===== MATERIAL SHOWN =====

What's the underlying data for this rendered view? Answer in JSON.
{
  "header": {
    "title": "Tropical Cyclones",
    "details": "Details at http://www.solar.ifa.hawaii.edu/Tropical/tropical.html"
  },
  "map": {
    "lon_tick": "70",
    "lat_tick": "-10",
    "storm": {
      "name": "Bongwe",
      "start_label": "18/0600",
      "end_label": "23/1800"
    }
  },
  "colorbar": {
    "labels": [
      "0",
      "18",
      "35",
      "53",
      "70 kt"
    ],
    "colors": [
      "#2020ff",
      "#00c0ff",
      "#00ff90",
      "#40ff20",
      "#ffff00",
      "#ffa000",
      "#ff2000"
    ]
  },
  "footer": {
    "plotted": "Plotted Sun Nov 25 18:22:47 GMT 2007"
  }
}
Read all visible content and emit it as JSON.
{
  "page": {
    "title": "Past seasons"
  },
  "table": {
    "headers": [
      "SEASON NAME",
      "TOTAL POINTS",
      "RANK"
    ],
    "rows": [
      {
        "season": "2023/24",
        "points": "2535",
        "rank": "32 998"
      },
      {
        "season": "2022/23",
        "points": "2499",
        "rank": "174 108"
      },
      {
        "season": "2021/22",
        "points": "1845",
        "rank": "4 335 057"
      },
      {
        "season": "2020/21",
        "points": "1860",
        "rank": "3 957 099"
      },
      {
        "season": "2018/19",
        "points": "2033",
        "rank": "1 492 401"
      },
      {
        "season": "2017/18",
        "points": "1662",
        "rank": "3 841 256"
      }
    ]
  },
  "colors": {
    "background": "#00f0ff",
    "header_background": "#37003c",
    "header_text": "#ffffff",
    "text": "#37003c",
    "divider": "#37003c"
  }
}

=====

→ **THE EXERCISE**: Go through the listing above and restate it word for word.

→ **RESULT BELOW**:
What's the underlying data for this rendered view? Answer in JSON.
{
  "header": {
    "title": "Tropical Cyclones",
    "details": "Details at http://www.solar.ifa.hawaii.edu/Tropical/tropical.html"
  },
  "map": {
    "lon_tick": "70",
    "lat_tick": "-10",
    "storm": {
      "name": "Bongwe",
      "start_label": "18/0600",
      "end_label": "23/1800"
    }
  },
  "colorbar": {
    "labels": [
      "0",
      "18",
      "35",
      "53",
      "70 kt"
    ],
    "colors": [
      "#2020ff",
      "#00c0ff",
      "#00ff90",
      "#40ff20",
      "#ffff00",
      "#ffa000",
      "#ff2000"
    ]
  },
  "footer": {
    "plotted": "Plotted Sun Nov 25 18:22:47 GMT 2007"
  }
}
Read all visible content and emit it as JSON.
{
  "page": {
    "title": "Past seasons"
  },
  "table": {
    "headers": [
      "SEASON NAME",
      "TOTAL POINTS",
      "RANK"
    ],
    "rows": [
      {
        "season": "2023/24",
        "points": "2535",
        "rank": "32 998"
      },
      {
        "season": "2022/23",
        "points": "2499",
        "rank": "174 108"
      },
      {
        "season": "2021/22",
        "points": "1845",
        "rank": "4 335 057"
      },
      {
        "season": "2020/21",
        "points": "1860",
        "rank": "3 957 099"
      },
      {
        "season": "2018/19",
        "points": "2033",
        "rank": "1 492 401"
      },
      {
        "season": "2017/18",
        "points": "1662",
        "rank": "3 841 256"
      }
    ]
  },
  "colors": {
    "background": "#00f0ff",
    "header_background": "#37003c",
    "header_text": "#ffffff",
    "text": "#37003c",
    "divider": "#37003c"
  }
}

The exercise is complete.